## begin SOURCE DATA
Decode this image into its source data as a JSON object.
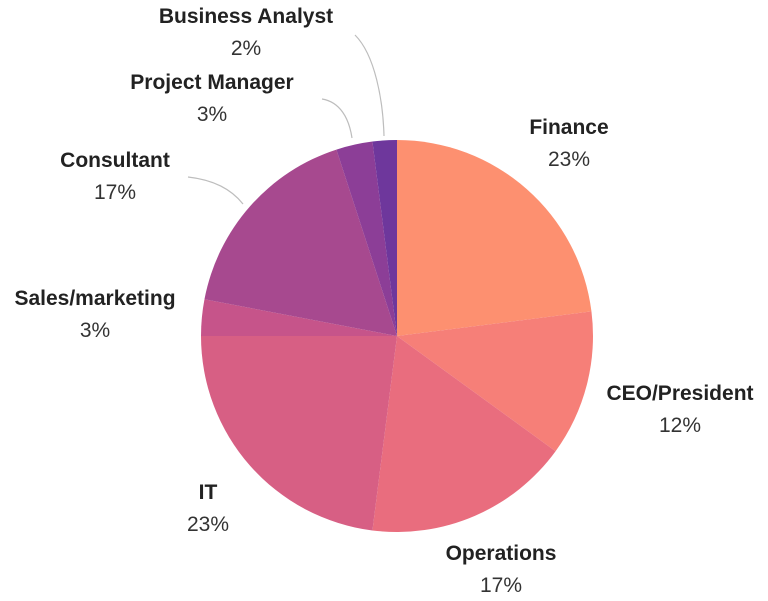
{
  "chart_data": {
    "type": "pie",
    "title": "",
    "start_angle_deg": 0,
    "direction": "clockwise",
    "slices": [
      {
        "label": "Finance",
        "value": 23,
        "value_label": "23%",
        "color": "#FD9070"
      },
      {
        "label": "CEO/President",
        "value": 12,
        "value_label": "12%",
        "color": "#F67F78"
      },
      {
        "label": "Operations",
        "value": 17,
        "value_label": "17%",
        "color": "#E96D7E"
      },
      {
        "label": "IT",
        "value": 23,
        "value_label": "23%",
        "color": "#D75F84"
      },
      {
        "label": "Sales/marketing",
        "value": 3,
        "value_label": "3%",
        "color": "#C6548A"
      },
      {
        "label": "Consultant",
        "value": 17,
        "value_label": "17%",
        "color": "#A7498F"
      },
      {
        "label": "Project Manager",
        "value": 3,
        "value_label": "3%",
        "color": "#8C3E97"
      },
      {
        "label": "Business Analyst",
        "value": 2,
        "value_label": "2%",
        "color": "#6E379C"
      }
    ]
  }
}
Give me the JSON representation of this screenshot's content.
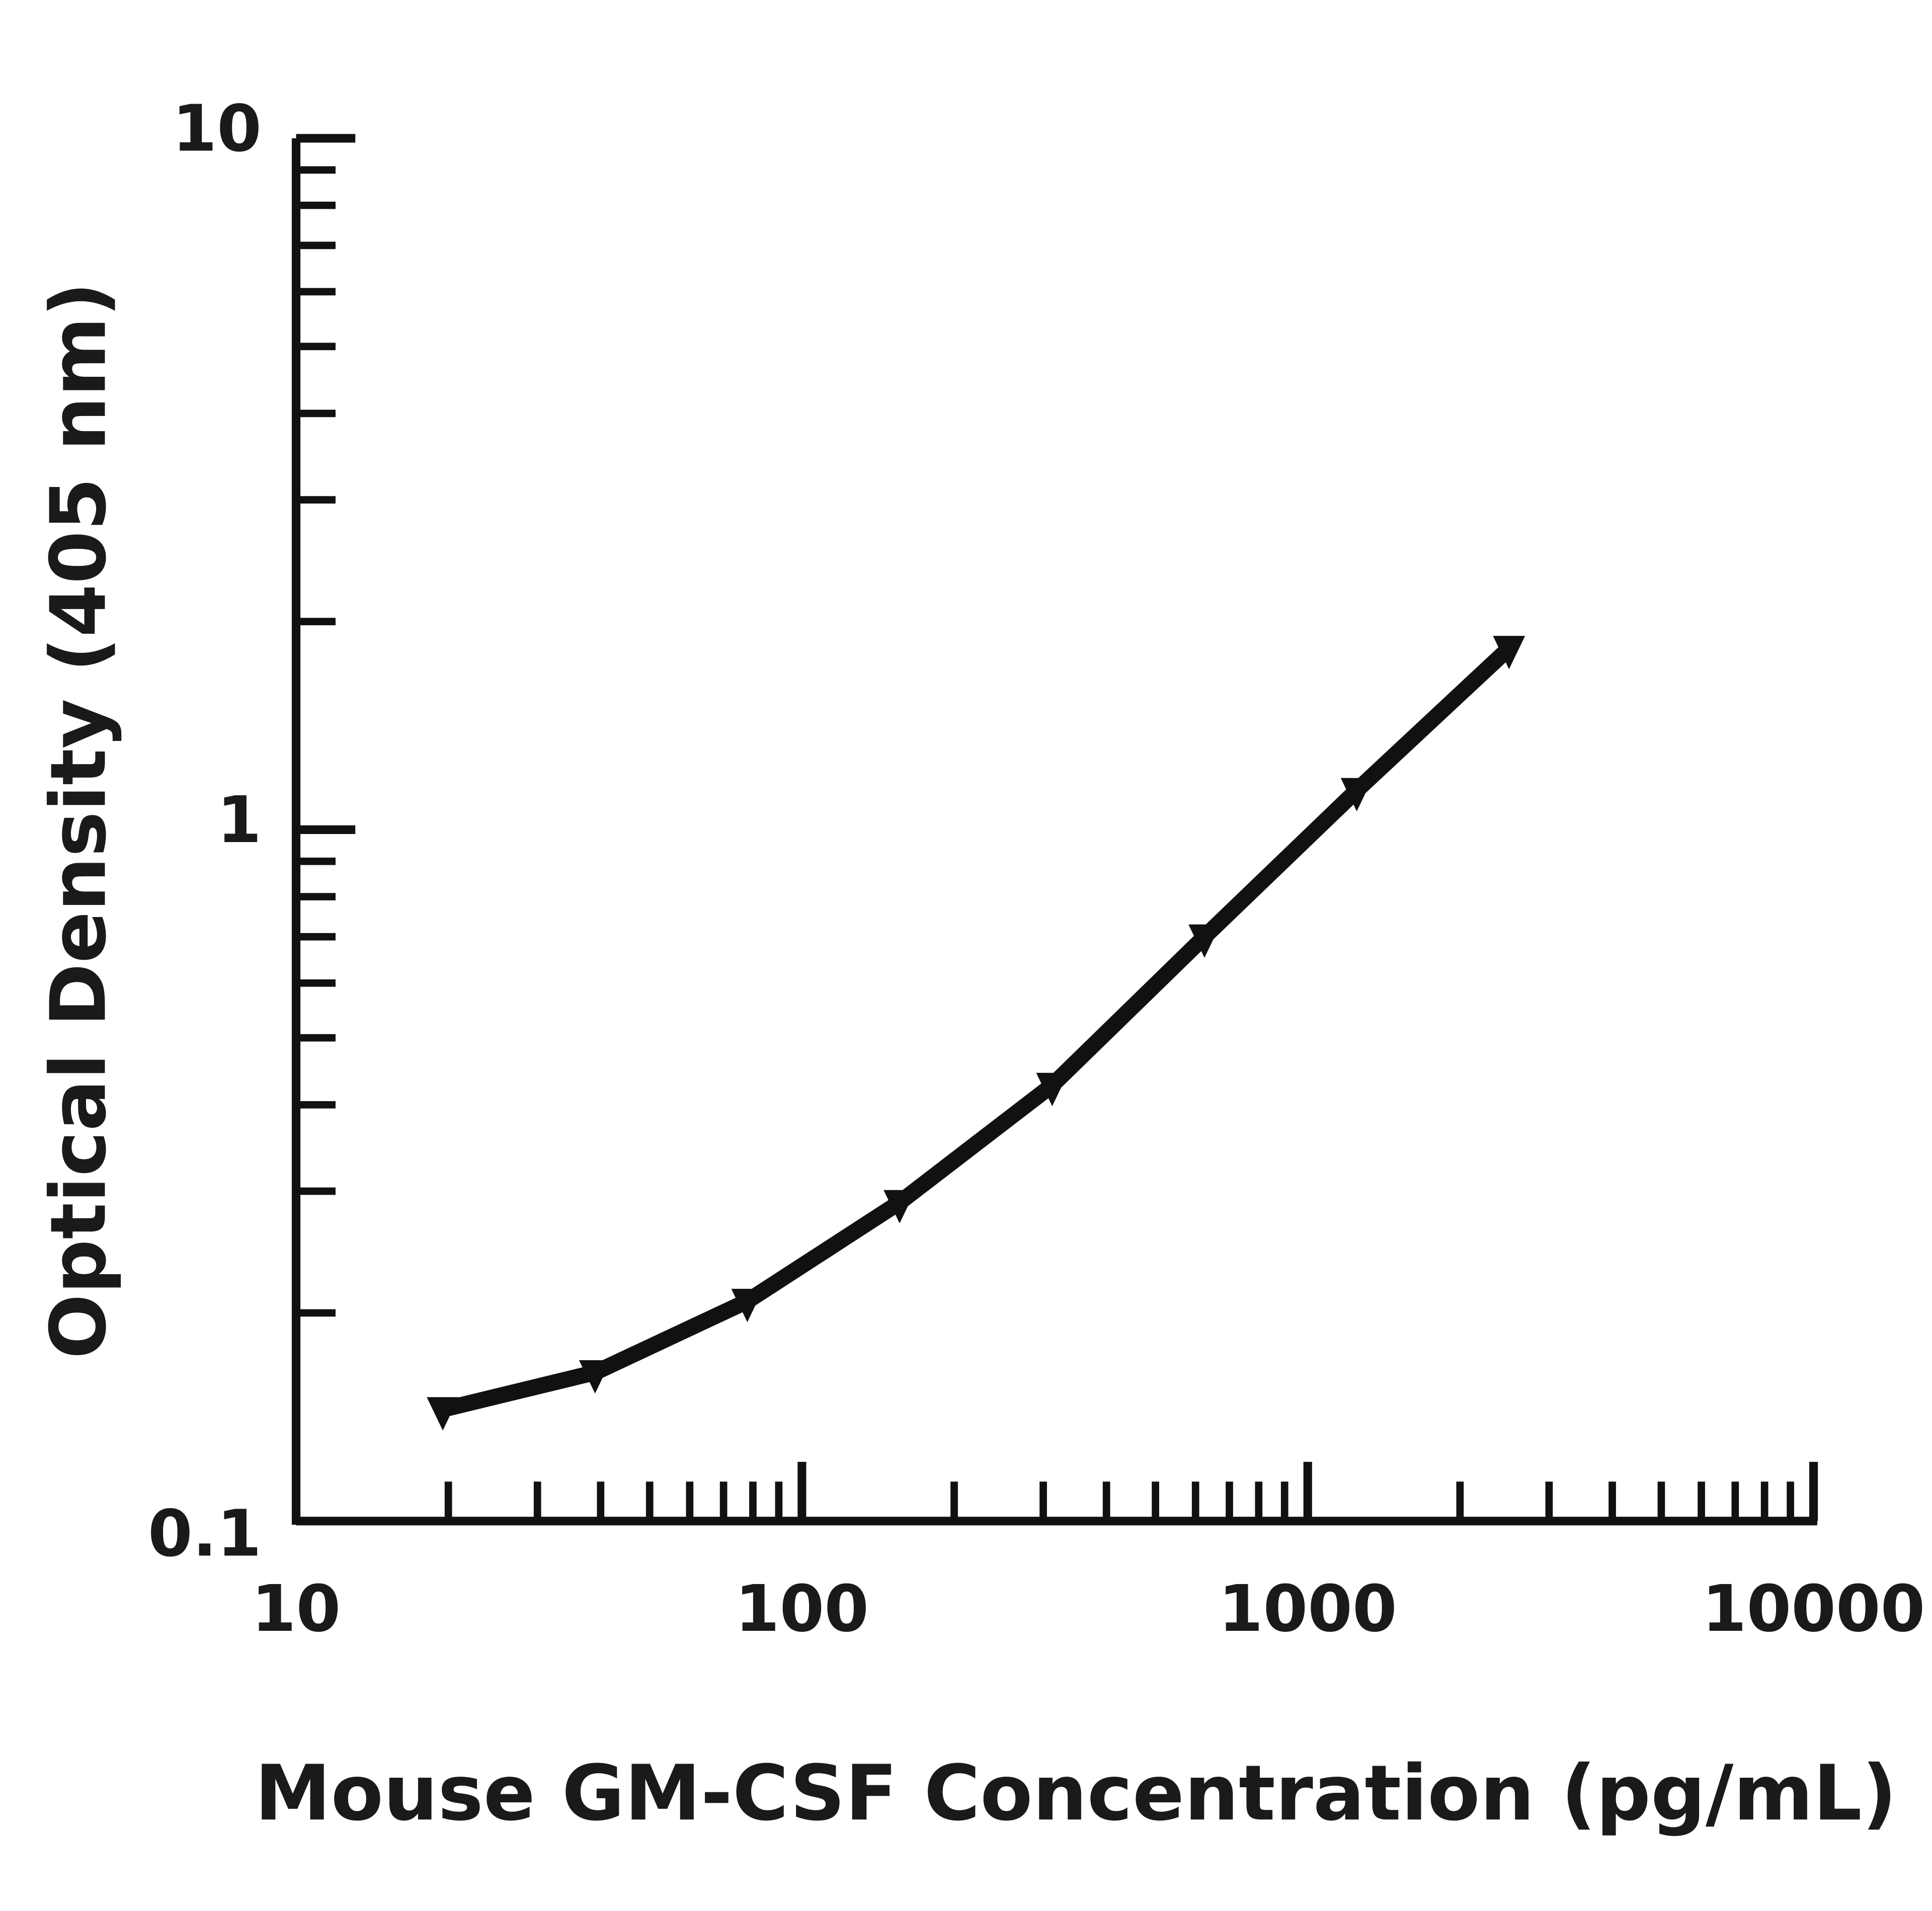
{
  "chart_data": {
    "type": "line",
    "title": "",
    "xlabel": "Mouse GM-CSF Concentration (pg/mL)",
    "ylabel": "Optical Density (405 nm)",
    "xscale": "log",
    "yscale": "log",
    "xlim": [
      10,
      10000
    ],
    "ylim": [
      0.1,
      10
    ],
    "xticks": [
      "10",
      "100",
      "1000",
      "10000"
    ],
    "yticks": [
      "0.1",
      "1",
      "10"
    ],
    "grid": false,
    "legend": "none",
    "series": [
      {
        "x": [
          19.5,
          39,
          78,
          156,
          312.5,
          625,
          1250,
          2500
        ],
        "y": [
          0.145,
          0.164,
          0.208,
          0.289,
          0.427,
          0.7,
          1.14,
          1.83
        ],
        "color": "#111111"
      }
    ]
  }
}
## end SOURCE DATA
TASK STATEMENT
Write down only how many lines in the listing contain the word "color".

ANSWER TO THIS TASK
9